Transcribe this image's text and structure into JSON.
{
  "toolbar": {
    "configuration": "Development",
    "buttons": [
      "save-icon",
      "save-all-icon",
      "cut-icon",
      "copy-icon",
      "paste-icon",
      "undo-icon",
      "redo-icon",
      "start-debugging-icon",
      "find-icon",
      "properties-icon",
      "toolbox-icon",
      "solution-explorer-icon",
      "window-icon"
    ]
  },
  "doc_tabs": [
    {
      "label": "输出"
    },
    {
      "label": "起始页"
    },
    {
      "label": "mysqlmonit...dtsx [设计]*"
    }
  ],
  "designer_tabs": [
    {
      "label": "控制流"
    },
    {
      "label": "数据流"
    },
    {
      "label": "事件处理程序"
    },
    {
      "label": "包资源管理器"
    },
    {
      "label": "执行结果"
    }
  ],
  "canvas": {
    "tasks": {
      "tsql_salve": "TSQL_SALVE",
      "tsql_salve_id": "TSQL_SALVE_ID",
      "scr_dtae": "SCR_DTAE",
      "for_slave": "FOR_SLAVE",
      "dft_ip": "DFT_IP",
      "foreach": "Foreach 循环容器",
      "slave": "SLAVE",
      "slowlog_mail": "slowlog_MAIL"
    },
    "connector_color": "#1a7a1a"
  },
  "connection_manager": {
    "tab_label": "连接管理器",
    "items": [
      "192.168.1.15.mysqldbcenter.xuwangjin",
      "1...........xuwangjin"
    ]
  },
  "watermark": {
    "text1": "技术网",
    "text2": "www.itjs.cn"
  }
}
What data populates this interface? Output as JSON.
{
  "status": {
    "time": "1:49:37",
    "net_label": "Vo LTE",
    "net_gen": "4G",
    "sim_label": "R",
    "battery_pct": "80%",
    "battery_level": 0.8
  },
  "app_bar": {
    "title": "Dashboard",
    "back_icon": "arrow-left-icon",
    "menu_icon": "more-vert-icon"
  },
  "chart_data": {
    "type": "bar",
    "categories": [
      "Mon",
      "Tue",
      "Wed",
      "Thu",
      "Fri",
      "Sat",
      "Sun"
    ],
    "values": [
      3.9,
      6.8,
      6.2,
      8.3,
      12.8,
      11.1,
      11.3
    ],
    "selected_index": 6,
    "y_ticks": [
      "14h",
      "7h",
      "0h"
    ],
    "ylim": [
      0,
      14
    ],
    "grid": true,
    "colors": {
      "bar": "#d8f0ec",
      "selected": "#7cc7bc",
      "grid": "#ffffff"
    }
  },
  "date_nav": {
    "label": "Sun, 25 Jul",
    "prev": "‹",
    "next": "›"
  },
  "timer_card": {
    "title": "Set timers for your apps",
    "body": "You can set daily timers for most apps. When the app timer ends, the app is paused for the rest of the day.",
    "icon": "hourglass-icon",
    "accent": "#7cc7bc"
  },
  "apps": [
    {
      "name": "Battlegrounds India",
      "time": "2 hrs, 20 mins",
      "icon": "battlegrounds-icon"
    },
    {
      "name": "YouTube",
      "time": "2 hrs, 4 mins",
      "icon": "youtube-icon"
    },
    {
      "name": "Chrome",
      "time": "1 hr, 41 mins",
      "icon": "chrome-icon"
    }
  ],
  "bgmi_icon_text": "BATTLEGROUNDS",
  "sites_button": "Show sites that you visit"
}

━━━━

→ THE TASK:
For the listing above, identify each line bearing "JSON".

→ SOLUTION FOR THIS EXERCISE:
Transcribe this image's text and structure into JSON.
What data populates this interface? Output as JSON.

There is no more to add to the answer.